Data entries:
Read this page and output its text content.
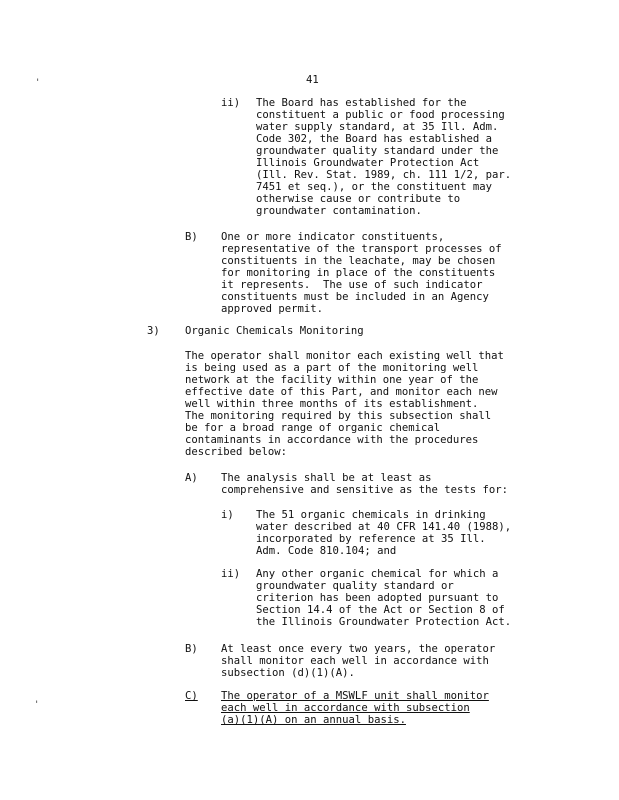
'
'
41
ii) The Board has established for the
constituent a public or food processing
water supply standard, at 35 Ill. Adm.
Code 302, the Board has established a
groundwater quality standard under the
Illinois Groundwater Protection Act
(Ill. Rev. Stat. 1989, ch. 111 1/2, par.
7451 et seq.), or the constituent may
otherwise cause or contribute to
groundwater contamination.
B) One or more indicator constituents,
representative of the transport processes of
constituents in the leachate, may be chosen
for monitoring in place of the constituents
it represents.  The use of such indicator
constituents must be included in an Agency
approved permit.
3) Organic Chemicals Monitoring
The operator shall monitor each existing well that
is being used as a part of the monitoring well
network at the facility within one year of the
effective date of this Part, and monitor each new
well within three months of its establishment.
The monitoring required by this subsection shall
be for a broad range of organic chemical
contaminants in accordance with the procedures
described below:
A) The analysis shall be at least as
comprehensive and sensitive as the tests for:
i) The 51 organic chemicals in drinking
water described at 40 CFR 141.40 (1988),
incorporated by reference at 35 Ill.
Adm. Code 810.104; and
ii) Any other organic chemical for which a
groundwater quality standard or
criterion has been adopted pursuant to
Section 14.4 of the Act or Section 8 of
the Illinois Groundwater Protection Act.
B) At least once every two years, the operator
shall monitor each well in accordance with
subsection (d)(1)(A).
C) The operator of a MSWLF unit shall monitor
each well in accordance with subsection
(a)(1)(A) on an annual basis.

GIVEN INSTRUCTION
Give the entries again without a single change, but with no pictures.

TASK RESPONSE
Read this page and output its text content.
'
'
41
ii) The Board has established for the
constituent a public or food processing
water supply standard, at 35 Ill. Adm.
Code 302, the Board has established a
groundwater quality standard under the
Illinois Groundwater Protection Act
(Ill. Rev. Stat. 1989, ch. 111 1/2, par.
7451 et seq.), or the constituent may
otherwise cause or contribute to
groundwater contamination.
B) One or more indicator constituents,
representative of the transport processes of
constituents in the leachate, may be chosen
for monitoring in place of the constituents
it represents.  The use of such indicator
constituents must be included in an Agency
approved permit.
3) Organic Chemicals Monitoring
The operator shall monitor each existing well that
is being used as a part of the monitoring well
network at the facility within one year of the
effective date of this Part, and monitor each new
well within three months of its establishment.
The monitoring required by this subsection shall
be for a broad range of organic chemical
contaminants in accordance with the procedures
described below:
A) The analysis shall be at least as
comprehensive and sensitive as the tests for:
i) The 51 organic chemicals in drinking
water described at 40 CFR 141.40 (1988),
incorporated by reference at 35 Ill.
Adm. Code 810.104; and
ii) Any other organic chemical for which a
groundwater quality standard or
criterion has been adopted pursuant to
Section 14.4 of the Act or Section 8 of
the Illinois Groundwater Protection Act.
B) At least once every two years, the operator
shall monitor each well in accordance with
subsection (d)(1)(A).
C) The operator of a MSWLF unit shall monitor
each well in accordance with subsection
(a)(1)(A) on an annual basis.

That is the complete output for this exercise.